» **STATED EXERCISE**: Find and return each line containing "Austrija".

Dataset entries on figures
···
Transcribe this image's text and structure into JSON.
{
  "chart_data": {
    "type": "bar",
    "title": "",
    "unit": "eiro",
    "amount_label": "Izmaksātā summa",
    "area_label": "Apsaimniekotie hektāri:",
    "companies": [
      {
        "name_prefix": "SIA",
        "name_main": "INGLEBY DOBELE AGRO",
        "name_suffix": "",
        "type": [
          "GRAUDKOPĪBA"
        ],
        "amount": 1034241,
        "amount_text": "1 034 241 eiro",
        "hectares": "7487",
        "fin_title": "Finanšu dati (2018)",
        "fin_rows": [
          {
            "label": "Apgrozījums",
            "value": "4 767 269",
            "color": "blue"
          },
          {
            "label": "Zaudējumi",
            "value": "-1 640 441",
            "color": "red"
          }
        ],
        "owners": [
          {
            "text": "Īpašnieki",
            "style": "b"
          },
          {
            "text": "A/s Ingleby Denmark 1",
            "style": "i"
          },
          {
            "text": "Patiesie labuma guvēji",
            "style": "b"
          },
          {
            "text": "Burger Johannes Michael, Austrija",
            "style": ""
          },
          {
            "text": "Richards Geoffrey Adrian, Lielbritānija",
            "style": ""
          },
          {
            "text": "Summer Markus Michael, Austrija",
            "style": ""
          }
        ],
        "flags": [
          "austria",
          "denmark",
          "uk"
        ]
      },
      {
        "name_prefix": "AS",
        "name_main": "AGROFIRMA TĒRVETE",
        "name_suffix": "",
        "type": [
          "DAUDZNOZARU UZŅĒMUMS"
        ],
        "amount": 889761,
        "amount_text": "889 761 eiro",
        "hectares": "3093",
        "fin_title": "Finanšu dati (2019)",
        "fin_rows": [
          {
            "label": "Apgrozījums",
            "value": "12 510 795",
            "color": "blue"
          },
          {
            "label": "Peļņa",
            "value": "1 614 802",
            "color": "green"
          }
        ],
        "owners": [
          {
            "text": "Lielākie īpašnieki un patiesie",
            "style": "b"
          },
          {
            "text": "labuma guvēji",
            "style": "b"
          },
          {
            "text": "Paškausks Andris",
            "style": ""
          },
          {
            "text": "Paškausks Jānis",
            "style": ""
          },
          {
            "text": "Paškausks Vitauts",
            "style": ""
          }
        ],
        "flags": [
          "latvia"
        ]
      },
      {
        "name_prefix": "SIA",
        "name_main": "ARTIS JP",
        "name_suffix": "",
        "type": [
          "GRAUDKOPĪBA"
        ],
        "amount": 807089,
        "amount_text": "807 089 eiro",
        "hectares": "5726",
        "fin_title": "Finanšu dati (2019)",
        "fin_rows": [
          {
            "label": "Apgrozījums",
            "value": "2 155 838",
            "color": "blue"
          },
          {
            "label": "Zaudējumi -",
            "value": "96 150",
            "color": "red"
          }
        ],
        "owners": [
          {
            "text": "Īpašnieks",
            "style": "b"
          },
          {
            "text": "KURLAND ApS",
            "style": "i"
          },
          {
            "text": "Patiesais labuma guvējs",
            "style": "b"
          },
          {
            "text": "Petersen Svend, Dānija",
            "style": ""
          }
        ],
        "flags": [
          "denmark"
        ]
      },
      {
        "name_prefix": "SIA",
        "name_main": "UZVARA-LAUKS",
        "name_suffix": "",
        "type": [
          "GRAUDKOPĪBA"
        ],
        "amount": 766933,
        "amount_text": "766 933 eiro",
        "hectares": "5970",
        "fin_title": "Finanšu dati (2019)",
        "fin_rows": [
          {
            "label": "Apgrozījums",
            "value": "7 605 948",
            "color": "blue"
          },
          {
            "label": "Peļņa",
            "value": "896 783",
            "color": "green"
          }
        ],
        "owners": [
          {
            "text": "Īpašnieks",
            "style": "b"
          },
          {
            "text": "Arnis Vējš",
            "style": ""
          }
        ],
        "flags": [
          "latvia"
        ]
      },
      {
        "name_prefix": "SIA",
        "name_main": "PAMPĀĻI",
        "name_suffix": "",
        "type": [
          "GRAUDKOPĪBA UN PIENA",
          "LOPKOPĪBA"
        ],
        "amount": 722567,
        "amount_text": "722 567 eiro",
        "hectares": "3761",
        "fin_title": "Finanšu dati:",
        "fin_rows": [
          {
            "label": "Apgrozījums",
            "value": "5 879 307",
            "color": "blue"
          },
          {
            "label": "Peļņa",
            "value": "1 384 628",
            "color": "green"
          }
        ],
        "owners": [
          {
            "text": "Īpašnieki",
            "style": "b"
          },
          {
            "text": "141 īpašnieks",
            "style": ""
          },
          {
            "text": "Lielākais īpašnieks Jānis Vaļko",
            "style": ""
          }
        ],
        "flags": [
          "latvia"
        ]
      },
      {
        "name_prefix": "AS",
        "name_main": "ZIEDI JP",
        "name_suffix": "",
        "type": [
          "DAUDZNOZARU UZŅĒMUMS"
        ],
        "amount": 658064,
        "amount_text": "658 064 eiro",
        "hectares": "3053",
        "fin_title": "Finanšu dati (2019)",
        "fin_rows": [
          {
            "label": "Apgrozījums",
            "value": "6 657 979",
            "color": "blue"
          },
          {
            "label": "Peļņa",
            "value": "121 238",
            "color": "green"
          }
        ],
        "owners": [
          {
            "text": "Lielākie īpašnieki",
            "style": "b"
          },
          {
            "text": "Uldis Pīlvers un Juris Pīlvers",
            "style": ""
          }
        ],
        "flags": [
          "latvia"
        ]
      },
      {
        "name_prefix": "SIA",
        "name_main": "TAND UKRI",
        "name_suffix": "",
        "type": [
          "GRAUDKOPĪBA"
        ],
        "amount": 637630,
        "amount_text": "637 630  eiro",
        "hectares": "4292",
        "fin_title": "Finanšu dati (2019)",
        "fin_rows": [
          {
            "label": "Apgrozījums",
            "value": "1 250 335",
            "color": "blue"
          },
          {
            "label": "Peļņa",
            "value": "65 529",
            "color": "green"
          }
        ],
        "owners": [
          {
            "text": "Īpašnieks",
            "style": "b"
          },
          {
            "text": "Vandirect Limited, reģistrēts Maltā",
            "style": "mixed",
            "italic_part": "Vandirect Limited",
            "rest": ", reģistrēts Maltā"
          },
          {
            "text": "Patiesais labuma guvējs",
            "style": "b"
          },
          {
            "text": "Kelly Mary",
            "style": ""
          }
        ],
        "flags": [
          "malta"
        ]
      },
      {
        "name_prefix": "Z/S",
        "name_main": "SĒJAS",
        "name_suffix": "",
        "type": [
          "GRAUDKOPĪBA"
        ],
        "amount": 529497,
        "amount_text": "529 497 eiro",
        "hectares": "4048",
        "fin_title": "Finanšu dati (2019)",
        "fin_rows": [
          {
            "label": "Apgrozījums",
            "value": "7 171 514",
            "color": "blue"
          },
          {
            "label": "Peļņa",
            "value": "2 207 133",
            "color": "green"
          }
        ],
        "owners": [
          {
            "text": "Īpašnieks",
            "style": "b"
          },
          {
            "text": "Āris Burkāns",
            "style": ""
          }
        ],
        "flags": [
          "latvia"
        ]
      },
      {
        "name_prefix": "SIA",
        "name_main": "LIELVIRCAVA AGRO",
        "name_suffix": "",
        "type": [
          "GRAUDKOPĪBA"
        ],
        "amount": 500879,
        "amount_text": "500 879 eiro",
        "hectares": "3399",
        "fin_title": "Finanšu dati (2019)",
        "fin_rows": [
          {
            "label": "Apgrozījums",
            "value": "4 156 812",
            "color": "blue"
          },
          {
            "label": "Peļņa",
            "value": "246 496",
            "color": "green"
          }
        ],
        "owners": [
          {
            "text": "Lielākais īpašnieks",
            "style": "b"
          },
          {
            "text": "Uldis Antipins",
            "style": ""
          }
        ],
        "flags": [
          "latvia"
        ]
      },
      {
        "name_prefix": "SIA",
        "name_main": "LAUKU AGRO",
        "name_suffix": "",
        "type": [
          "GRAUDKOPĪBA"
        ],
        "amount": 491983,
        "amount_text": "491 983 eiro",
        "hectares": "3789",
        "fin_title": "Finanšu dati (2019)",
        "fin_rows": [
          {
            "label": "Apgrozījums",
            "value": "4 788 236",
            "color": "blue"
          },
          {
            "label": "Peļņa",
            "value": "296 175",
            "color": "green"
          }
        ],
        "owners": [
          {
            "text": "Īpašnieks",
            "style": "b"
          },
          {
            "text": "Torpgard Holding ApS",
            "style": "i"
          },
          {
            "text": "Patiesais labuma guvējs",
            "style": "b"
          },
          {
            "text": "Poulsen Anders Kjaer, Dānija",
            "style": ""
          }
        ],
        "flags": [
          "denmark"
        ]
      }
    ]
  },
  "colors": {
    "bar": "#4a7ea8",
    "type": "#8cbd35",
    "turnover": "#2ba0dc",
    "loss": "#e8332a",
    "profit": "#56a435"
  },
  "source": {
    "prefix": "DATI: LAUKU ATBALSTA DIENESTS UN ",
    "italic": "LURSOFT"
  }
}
···
» **TASK OUTPUT**:
            "text": "Burger Johannes Michael, Austrija",
            "text": "Summer Markus Michael, Austrija",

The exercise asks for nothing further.